REQUEST: Every line of the material that follows must be printed again exactly.

GIVEN RECORDS:
++++++

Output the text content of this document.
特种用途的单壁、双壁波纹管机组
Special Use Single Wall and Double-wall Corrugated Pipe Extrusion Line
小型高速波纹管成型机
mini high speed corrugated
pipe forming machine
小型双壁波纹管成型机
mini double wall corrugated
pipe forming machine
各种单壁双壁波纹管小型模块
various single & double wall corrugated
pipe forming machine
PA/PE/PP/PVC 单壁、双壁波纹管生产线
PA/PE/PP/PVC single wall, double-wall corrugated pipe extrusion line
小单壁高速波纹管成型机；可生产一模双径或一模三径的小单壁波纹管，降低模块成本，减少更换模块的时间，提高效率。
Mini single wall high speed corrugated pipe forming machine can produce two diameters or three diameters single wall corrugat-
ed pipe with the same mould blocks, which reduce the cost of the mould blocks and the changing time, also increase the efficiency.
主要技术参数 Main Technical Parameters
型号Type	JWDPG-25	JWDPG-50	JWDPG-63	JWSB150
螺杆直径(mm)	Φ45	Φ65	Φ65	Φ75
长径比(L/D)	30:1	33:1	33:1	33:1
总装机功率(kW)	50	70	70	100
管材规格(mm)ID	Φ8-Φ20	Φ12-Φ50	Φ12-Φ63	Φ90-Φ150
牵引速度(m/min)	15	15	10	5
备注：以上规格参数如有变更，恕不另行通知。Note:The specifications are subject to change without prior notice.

++++++

ANSWER TO THE EXERCISE:
Output the text content of this document.
特种用途的单壁、双壁波纹管机组
Special Use Single Wall and Double-wall Corrugated Pipe Extrusion Line
小型高速波纹管成型机
mini high speed corrugated
pipe forming machine
小型双壁波纹管成型机
mini double wall corrugated
pipe forming machine
各种单壁双壁波纹管小型模块
various single & double wall corrugated
pipe forming machine
PA/PE/PP/PVC 单壁、双壁波纹管生产线
PA/PE/PP/PVC single wall, double-wall corrugated pipe extrusion line
小单壁高速波纹管成型机；可生产一模双径或一模三径的小单壁波纹管，降低模块成本，减少更换模块的时间，提高效率。
Mini single wall high speed corrugated pipe forming machine can produce two diameters or three diameters single wall corrugat-
ed pipe with the same mould blocks, which reduce the cost of the mould blocks and the changing time, also increase the efficiency.
主要技术参数 Main Technical Parameters
型号Type	JWDPG-25	JWDPG-50	JWDPG-63	JWSB150
螺杆直径(mm)	Φ45	Φ65	Φ65	Φ75
长径比(L/D)	30:1	33:1	33:1	33:1
总装机功率(kW)	50	70	70	100
管材规格(mm)ID	Φ8-Φ20	Φ12-Φ50	Φ12-Φ63	Φ90-Φ150
牵引速度(m/min)	15	15	10	5
备注：以上规格参数如有变更，恕不另行通知。Note:The specifications are subject to change without prior notice.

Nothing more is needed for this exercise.